CONSIGNE =
Dans le texte ci-dessous sur Ray Harryhausen, relevez tous les cinéastes nommés qui le considèrent comme un maître.

TEXTE DE LA PAGE =
Le Choc des titans sort le même jour que Les Aventuriers de l’Arche perdue aux Etats-Unis et Ray Harryhausen aura la sagesse de laisser sa place à la nouvelle génération des visionnaires du cinéma fantastique et de science-fiction. Considéré comme un maître par Lucas, Spielberg, John Landis, Joe Dante, Sam Raimi, Tim Burton, Guillermo Del Toro et tous les spécialistes des effets spéciaux qui travaillèrent avec eux, Ray Harryhausen sera souvent sollicité par ses enfants spirituels pour ses conseils et ses souvenirs. Il était devenu à la fin de sa vie une véritable légende, adulé par une foule d’admirateurs, célèbres ou anonymes, du monde entier, soit tous les amoureux du cinéma d’évasion. La plupart des films à effets spéciaux contemporains, de Jurassic Park à Mars Attacks ! en passant par Gremlins, L’Etrange Noël de Monsieur Jack ou Monstres & Cie sont traversés d’hommages et de clins d’oeil à l’univers poétique et merveilleux de Ray Harryhausen (photo en tête d’article : Le Voyage fantastique de Sinbad.)

ENTRÉES EXTRAITES =
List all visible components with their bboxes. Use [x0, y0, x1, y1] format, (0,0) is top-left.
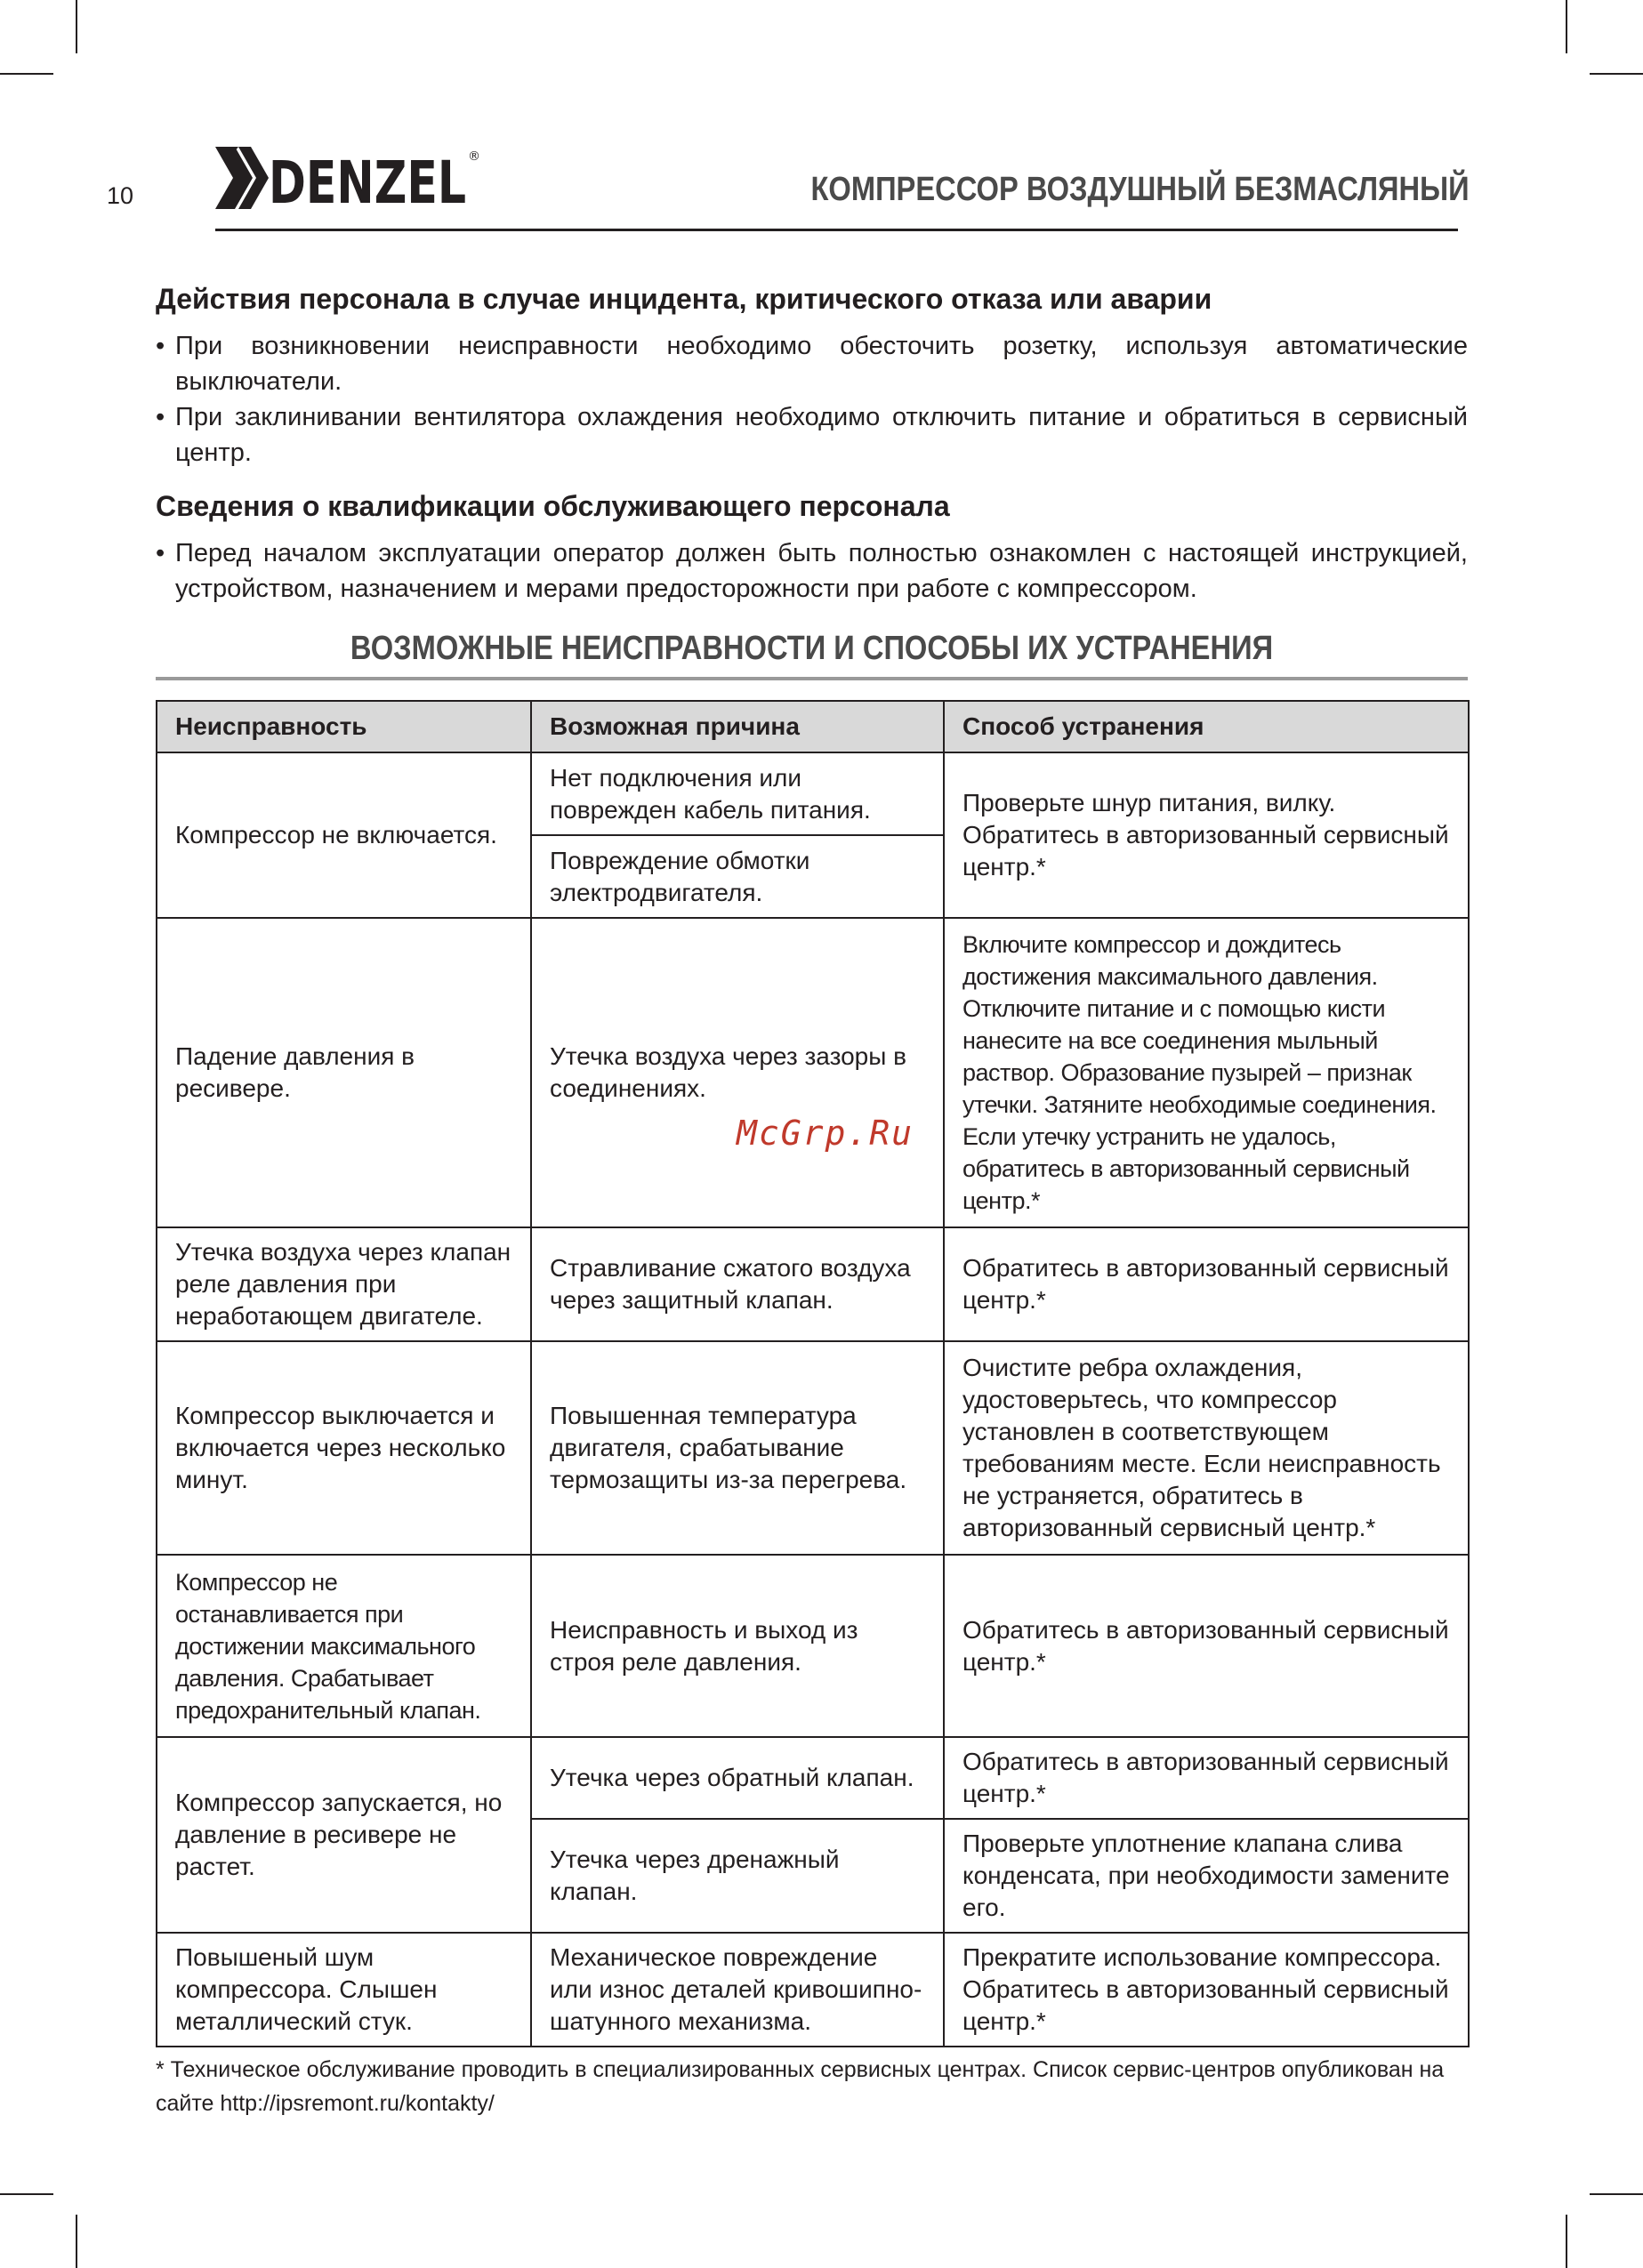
section-heading-qualification: Сведения о квалификации обслуживающего персонала [156, 490, 950, 522]
document-title: КОМПРЕССОР ВОЗДУШНЫЙ БЕЗМАСЛЯНЫЙ [810, 171, 1470, 208]
remedy-cell: Включите компрессор и дождитесь достижения максимального давления. Отключите питание и с помощью кисти нанесите на все соединения мыльный раствор. Образование пузырей – признак утечки. Затяните необходимые соединения. Если утечку устранить не удалось, обратитесь в авторизованный сервисный центр.* [944, 918, 1469, 1227]
remedy-cell: Прекратите использование компрессора. Обратитесь в авторизованный сервисный центр.* [944, 1933, 1469, 2047]
list-item: • При возникновении неисправности необходимо обесточить розетку, используя автоматические выключатели. [156, 328, 1468, 399]
table-header-row [157, 701, 1469, 752]
remedy-cell: Обратитесь в авторизованный сервисный центр.* [944, 1227, 1469, 1341]
list-item: • Перед началом эксплуатации оператор должен быть полностью ознакомлен с настоящей инструкцией, устройством, назначением и мерами предосторожности при работе с компрессором. [156, 535, 1468, 607]
troubleshooting-table [156, 700, 1470, 2047]
cause-cell: Неисправность и выход из строя реле давления. [531, 1555, 944, 1737]
crop-mark [0, 2193, 53, 2195]
remedy-cell: Обратитесь в авторизованный сервисный центр.* [944, 1555, 1469, 1737]
qualification-list [156, 535, 1468, 607]
column-header-fault: Неисправность [157, 701, 531, 752]
cause-cell: Утечка воздуха через зазоры в соединениях. [531, 918, 944, 1227]
page-number: 10 [107, 182, 134, 209]
fault-cell: Компрессор выключается и включается через несколько минут. [157, 1341, 531, 1555]
page-content [156, 283, 1468, 2047]
column-header-cause: Возможная причина [531, 701, 944, 752]
table-row [157, 1737, 1469, 1819]
crop-mark [1590, 73, 1643, 75]
fault-cell: Повышеный шум компрессора. Слышен металлический стук. [157, 1933, 531, 2047]
header-divider [215, 229, 1458, 231]
table-row [157, 1933, 1469, 2047]
crop-mark [1590, 2193, 1643, 2195]
remedy-cell: Обратитесь в авторизованный сервисный центр.* [944, 1737, 1469, 1819]
cause-cell: Повреждение обмотки электродвигателя. [531, 835, 944, 918]
list-item: • При заклинивании вентилятора охлаждения необходимо отключить питание и обратиться в сервисный центр. [156, 399, 1468, 470]
brand-text: DENZEL [269, 149, 466, 213]
troubleshooting-title: ВОЗМОЖНЫЕ НЕИСПРАВНОСТИ И СПОСОБЫ ИХ УСТРАНЕНИЯ [350, 630, 1274, 667]
cause-cell: Стравливание сжатого воздуха через защитный клапан. [531, 1227, 944, 1341]
table-row [157, 1555, 1469, 1737]
table-row [157, 918, 1469, 1227]
column-header-remedy: Способ устранения [944, 701, 1469, 752]
svg-text:®: ® [468, 149, 480, 164]
incident-list [156, 328, 1468, 470]
table-row [157, 752, 1469, 835]
table-row [157, 1227, 1469, 1341]
crop-mark [76, 2215, 77, 2268]
fault-cell: Компрессор не останавливается при достижении максимального давления. Срабатывает предохранительный клапан. [157, 1555, 531, 1737]
cause-cell: Механическое повреждение или износ деталей кривошипно-шатунного механизма. [531, 1933, 944, 2047]
fault-cell: Компрессор запускается, но давление в ресивере не растет. [157, 1737, 531, 1933]
section-heading-incident: Действия персонала в случае инцидента, критического отказа или аварии [156, 283, 1212, 315]
title-divider [156, 677, 1468, 680]
fault-cell: Компрессор не включается. [157, 752, 531, 918]
fault-cell: Падение давления в ресивере. [157, 918, 531, 1227]
cause-cell: Нет подключения или поврежден кабель питания. [531, 752, 944, 835]
footnote: * Техническое обслуживание проводить в специализированных сервисных центрах. Список сервис-центров опубликован на сайте http://ipsremont.ru/kontakty/ [156, 2057, 1445, 2116]
cause-cell: Утечка через дренажный клапан. [531, 1819, 944, 1933]
watermark: McGrp.Ru [737, 1114, 914, 1153]
fault-cell: Утечка воздуха через клапан реле давления при неработающем двигателе. [157, 1227, 531, 1341]
crop-mark [0, 73, 53, 75]
cause-cell: Утечка через обратный клапан. [531, 1737, 944, 1819]
crop-mark [1566, 2215, 1567, 2268]
crop-mark [1566, 0, 1567, 53]
remedy-cell: Проверьте шнур питания, вилку. Обратитесь в авторизованный сервисный центр.* [944, 752, 1469, 918]
remedy-cell: Очистите ребра охлаждения, удостоверьтесь, что компрессор установлен в соответствующем требованиям месте. Если неисправность не устраняется, обратитесь в авторизованный сервисный центр.* [944, 1341, 1469, 1555]
denzel-logo [215, 142, 482, 213]
remedy-cell: Проверьте уплотнение клапана слива конденсата, при необходимости замените его. [944, 1819, 1469, 1933]
cause-cell: Повышенная температура двигателя, срабатывание термозащиты из-за перегрева. [531, 1341, 944, 1555]
table-row [157, 1341, 1469, 1555]
crop-mark [76, 0, 77, 53]
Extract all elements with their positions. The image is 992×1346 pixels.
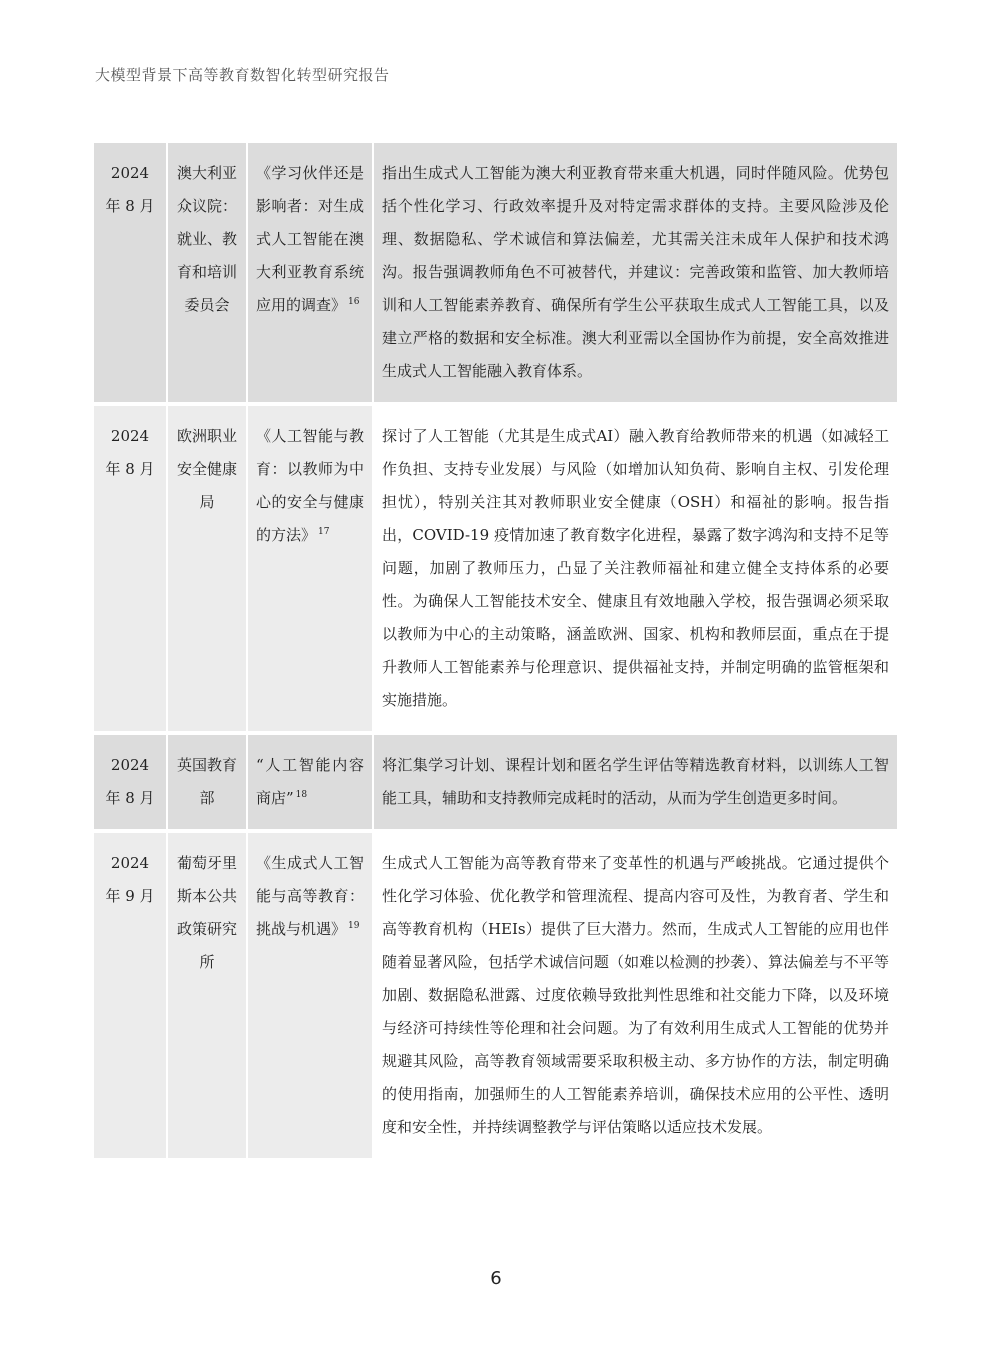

CORRIGÉ =
Lucas, Spielberg, John Landis, Joe Dante, Sam Raimi, Tim Burton, Guillermo Del Toro